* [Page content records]
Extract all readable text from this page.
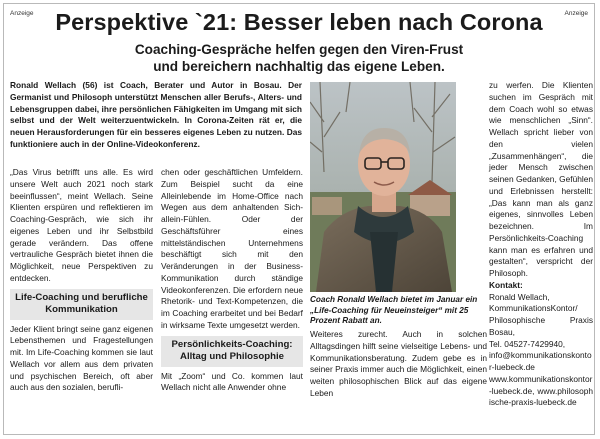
Anzeige	Anzeige
Perspektive `21: Besser leben nach Corona
Coaching-Gespräche helfen gegen den Viren-Frust
und bereichern nachhaltig das eigene Leben.
Ronald Wellach (56) ist Coach, Berater und Autor in Bosau. Der Germanist und Philosoph unterstützt Menschen aller Berufs-, Alters- und Lebensgruppen dabei, ihre persönlichen Fähigkeiten im Umgang mit sich selbst und der Welt weiterzuentwickeln. In Corona-Zeiten rät er, die neuen Herausforderungen für ein besseres eigenes Leben zu nutzen. Das funktioniere auch in der Online-Videokonferenz.

„Das Virus betrifft uns alle. Es wird unsere Welt auch 2021 noch stark beeinflussen“, meint Wellach. Seine Klienten erspüren und reflektieren im Coaching-Gespräch, wie sich ihr eigenes Leben und ihr Selbstbild gerade verändern. Das offene vertrauliche Gespräch bietet ihnen die Möglichkeit, neue Perspektiven zu entdecken.

Life-Coaching und berufliche Kommunikation

Jeder Klient bringt seine ganz eigenen Lebensthemen und Fragestellungen mit. Im Life-Coaching kommen sie laut Wellach vor allem aus dem privaten und psychischen Bereich, oft aber auch aus den sozialen, berufli-

chen oder geschäftlichen Umfeldern. Zum Beispiel sucht da eine Alleinlebende im Home-Office nach Wegen aus dem anhaltenden Sich-allein-Fühlen. Oder der Geschäftsführer eines mittelständischen Unternehmens beschäftigt sich mit den Veränderungen in der Business-Kommunikation durch ständige Videokonferenzen. Die erfordern neue Rhetorik- und Text-Kompetenzen, die im Coaching erarbeitet und bei Bedarf in wirksame Texte umgesetzt werden.

Persönlichkeits-Coaching: Alltag und Philosophie

Mit „Zoom“ und Co. kommen laut Wellach nicht alle Anwender ohne

Coach Ronald Wellach bietet im Januar ein „Life-Coaching für Neueinsteiger“ mit 25 Prozent Rabatt an.
Weiteres zurecht. Auch in solchen Alltagsdingen hilft seine vielseitige Lebens- und Kommunikationsberatung. Zudem gebe es in seiner Praxis immer auch die Möglichkeit, einen weiten philosophischen Blick auf das eigene Leben

zu werfen. Die Klienten suchen im Gespräch mit dem Coach wohl so etwas wie menschlichen „Sinn“. Wellach spricht lieber von den vielen „Zusammenhängen“, die jeder Mensch zwischen seinen Gedanken, Gefühlen und Erlebnissen herstellt: „Das kann man als ganz eigenes, sinnvolles Leben bezeichnen. Im Persönlichkeits-Coaching kann man es erfahren und gestalten“, verspricht der Philosoph.

Kontakt:

Ronald Wellach,

KommunikationsKontor/

Philosophische Praxis Bosau,

Tel. 04527-7429940,

info@kommunikationskontor-luebeck.de

www.kommunikationskontor-luebeck.de, www.philosophische-praxis-luebeck.de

* [WHAT YOU ARE ASKED TO DO]
Each line that contains the string "kommen" should be copied from the data above.

* [SOLUTION FOR THIS TASK]
Jeder Klient bringt seine ganz eigenen Lebensthemen und Fragestellungen mit. Im Life-Coaching kommen sie laut Wellach vor allem aus dem privaten und psychischen Bereich, oft aber auch aus den sozialen, berufli-
Mit „Zoom“ und Co. kommen laut Wellach nicht alle Anwender ohne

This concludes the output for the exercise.